[What you will do] Copy each line below that contains "Iglesia".

^^^^^^^^

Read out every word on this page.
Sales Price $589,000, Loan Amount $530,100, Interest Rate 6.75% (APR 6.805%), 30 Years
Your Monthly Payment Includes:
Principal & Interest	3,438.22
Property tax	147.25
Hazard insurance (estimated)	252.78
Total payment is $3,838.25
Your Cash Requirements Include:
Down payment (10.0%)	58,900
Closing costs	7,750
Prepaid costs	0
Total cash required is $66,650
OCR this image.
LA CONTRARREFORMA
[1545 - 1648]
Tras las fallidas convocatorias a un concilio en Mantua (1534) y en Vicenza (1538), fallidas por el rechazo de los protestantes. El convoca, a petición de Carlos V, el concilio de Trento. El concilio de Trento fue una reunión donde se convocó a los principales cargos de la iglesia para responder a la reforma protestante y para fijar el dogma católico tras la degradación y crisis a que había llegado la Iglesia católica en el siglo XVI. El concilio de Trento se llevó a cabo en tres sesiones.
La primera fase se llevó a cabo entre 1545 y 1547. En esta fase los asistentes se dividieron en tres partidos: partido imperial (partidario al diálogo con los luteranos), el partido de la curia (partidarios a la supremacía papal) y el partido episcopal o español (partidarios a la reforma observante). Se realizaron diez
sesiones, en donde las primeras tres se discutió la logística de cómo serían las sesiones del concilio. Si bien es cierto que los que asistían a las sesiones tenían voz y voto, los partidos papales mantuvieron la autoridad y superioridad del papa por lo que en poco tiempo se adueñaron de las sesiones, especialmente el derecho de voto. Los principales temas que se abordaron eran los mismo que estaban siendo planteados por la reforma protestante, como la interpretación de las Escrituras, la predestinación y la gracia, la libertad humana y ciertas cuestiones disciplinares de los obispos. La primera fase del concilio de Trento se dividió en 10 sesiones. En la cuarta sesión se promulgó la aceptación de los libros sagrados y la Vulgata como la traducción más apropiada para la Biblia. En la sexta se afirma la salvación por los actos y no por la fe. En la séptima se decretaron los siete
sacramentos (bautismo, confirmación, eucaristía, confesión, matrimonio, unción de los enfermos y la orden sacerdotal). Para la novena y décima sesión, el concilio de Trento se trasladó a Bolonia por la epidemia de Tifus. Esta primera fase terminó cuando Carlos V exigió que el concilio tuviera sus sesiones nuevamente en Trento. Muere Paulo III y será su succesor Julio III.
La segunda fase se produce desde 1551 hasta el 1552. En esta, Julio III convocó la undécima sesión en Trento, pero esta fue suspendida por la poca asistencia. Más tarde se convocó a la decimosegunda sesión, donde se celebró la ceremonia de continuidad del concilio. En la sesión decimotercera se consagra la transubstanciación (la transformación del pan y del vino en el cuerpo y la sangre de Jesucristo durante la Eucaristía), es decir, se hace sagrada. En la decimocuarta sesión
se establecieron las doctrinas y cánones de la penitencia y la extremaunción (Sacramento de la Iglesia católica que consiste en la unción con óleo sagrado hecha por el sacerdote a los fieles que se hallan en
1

^^^^^^^^

[Answer below]
Tras las fallidas convocatorias a un concilio en Mantua (1534) y en Vicenza (1538), fallidas por el rechazo de los protestantes. El convoca, a petición de Carlos V, el concilio de Trento. El concilio de Trento fue una reunión donde se convocó a los principales cargos de la iglesia para responder a la reforma protestante y para fijar el dogma católico tras la degradación y crisis a que había llegado la Iglesia católica en el siglo XVI. El concilio de Trento se llevó a cabo en tres sesiones.
se establecieron las doctrinas y cánones de la penitencia y la extremaunción (Sacramento de la Iglesia católica que consiste en la unción con óleo sagrado hecha por el sacerdote a los fieles que se hallan en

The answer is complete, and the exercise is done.